TASK REQUIREMENTS: Your answer should be a single number: the count of lines containing "Cílová".

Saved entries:
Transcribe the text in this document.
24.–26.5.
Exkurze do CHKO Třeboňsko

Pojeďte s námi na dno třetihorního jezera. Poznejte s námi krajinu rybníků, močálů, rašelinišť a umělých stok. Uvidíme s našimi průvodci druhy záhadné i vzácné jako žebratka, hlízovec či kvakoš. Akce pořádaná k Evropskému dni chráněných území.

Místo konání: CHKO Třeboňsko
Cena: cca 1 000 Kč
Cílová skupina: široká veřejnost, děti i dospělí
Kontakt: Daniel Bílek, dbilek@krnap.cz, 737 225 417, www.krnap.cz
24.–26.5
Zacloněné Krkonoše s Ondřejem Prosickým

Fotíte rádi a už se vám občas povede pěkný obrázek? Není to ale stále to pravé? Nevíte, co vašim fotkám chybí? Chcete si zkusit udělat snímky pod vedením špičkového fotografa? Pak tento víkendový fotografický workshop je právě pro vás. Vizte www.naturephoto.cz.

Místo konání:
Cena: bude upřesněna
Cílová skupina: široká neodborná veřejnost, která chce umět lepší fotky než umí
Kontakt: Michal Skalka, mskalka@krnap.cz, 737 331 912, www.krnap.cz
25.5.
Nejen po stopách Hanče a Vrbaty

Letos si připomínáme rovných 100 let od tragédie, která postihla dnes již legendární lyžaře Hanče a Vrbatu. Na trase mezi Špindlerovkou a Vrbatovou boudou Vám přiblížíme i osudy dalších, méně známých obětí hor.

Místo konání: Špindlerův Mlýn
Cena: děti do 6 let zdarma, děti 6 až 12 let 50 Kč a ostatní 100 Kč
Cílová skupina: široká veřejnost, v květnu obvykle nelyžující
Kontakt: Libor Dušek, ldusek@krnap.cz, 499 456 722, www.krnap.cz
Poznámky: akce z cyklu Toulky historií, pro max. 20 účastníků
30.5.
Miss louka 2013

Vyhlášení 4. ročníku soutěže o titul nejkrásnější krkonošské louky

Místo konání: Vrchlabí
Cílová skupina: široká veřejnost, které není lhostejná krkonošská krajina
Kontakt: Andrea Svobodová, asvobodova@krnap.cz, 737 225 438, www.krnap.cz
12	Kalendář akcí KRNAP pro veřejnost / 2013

EXERCISE OUTPUT: 4